**Dataset records**
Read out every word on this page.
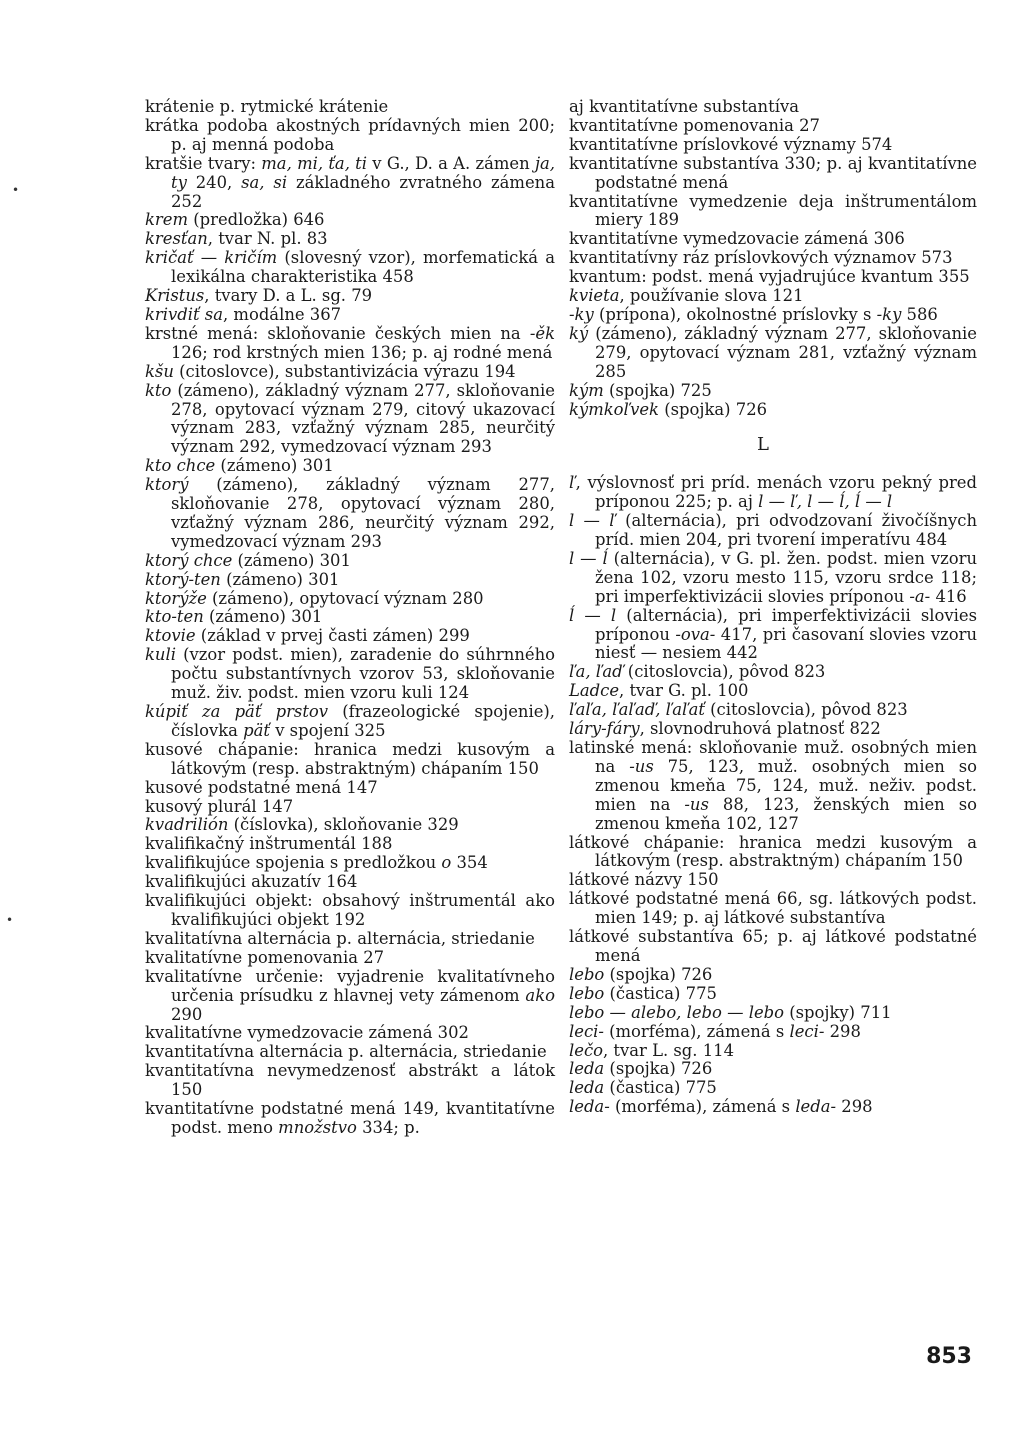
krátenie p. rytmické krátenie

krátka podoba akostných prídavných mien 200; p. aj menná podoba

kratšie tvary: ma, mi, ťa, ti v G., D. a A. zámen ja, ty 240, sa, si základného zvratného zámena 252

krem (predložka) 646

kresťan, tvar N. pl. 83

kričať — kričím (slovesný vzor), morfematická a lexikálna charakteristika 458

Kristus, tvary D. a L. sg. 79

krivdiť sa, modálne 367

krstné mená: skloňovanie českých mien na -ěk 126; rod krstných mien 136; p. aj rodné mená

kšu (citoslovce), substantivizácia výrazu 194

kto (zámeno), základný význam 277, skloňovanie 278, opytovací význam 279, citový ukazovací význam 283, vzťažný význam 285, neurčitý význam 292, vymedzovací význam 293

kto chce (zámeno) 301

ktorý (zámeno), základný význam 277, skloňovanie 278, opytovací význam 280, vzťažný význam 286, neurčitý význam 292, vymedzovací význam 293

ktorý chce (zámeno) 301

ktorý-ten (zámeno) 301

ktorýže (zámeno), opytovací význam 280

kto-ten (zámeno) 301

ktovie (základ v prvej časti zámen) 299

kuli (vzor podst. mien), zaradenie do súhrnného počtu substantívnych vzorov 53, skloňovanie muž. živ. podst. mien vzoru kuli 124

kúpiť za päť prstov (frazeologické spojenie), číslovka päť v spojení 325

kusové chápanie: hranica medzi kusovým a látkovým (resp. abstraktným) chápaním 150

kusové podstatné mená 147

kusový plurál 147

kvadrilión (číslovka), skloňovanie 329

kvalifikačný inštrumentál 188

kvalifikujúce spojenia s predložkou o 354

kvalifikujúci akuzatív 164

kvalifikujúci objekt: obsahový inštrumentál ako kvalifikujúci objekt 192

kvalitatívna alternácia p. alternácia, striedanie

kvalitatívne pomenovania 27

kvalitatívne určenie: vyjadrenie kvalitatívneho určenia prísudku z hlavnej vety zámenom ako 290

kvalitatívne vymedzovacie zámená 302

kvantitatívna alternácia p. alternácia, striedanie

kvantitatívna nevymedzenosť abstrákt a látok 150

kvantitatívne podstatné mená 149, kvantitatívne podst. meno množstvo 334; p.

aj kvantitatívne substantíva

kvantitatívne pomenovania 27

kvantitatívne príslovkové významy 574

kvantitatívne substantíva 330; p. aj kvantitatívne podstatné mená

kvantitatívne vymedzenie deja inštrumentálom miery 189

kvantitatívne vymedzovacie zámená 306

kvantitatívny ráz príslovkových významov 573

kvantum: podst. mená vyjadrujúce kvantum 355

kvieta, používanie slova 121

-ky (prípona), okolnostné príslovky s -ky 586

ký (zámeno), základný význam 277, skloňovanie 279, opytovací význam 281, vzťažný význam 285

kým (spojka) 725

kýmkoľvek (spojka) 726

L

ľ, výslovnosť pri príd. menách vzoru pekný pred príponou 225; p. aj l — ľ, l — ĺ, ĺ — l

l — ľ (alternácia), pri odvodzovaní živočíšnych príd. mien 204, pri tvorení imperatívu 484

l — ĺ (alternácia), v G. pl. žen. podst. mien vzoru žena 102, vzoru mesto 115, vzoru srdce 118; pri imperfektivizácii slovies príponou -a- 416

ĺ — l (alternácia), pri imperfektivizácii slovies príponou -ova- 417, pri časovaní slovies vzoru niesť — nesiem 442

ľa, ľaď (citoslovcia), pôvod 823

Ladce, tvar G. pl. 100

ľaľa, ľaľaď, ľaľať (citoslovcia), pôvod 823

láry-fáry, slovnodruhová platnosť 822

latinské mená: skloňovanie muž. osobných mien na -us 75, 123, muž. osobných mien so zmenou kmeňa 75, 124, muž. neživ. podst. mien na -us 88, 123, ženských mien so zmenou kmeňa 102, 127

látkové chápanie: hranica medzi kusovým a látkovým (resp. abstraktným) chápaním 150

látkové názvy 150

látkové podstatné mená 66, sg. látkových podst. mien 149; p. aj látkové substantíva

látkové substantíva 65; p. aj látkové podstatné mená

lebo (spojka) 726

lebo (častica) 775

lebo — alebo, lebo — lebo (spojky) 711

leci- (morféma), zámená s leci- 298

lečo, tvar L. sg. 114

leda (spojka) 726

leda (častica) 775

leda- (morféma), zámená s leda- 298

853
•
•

* * *

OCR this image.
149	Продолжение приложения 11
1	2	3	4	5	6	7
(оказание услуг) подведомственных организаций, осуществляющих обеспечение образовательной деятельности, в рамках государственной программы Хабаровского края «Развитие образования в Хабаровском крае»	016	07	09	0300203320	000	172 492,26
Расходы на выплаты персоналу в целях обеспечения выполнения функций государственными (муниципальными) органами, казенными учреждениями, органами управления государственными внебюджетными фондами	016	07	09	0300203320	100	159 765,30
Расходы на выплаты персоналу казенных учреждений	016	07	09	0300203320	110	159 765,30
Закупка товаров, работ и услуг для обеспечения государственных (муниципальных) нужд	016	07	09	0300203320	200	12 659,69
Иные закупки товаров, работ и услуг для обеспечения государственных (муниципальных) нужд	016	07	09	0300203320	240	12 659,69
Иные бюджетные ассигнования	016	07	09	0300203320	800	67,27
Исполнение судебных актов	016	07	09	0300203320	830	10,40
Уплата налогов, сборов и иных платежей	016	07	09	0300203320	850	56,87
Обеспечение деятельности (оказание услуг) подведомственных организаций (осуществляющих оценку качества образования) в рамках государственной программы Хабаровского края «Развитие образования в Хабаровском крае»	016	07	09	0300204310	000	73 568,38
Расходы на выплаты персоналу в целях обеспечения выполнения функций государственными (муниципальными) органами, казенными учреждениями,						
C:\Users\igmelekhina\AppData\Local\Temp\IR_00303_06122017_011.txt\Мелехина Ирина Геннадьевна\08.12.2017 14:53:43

**Work required**
Each line above that holds the string "органами" should be copied and shown.

**Result for this task**
Расходы на выплаты персоналу в целях обеспечения выполнения функций государственными (муниципальными) органами, казенными учреждениями, органами управления государственными внебюджетными фондами	016	07	09	0300203320	100	159 765,30
Расходы на выплаты персоналу в целях обеспечения выполнения функций государственными (муниципальными) органами, казенными учреждениями,						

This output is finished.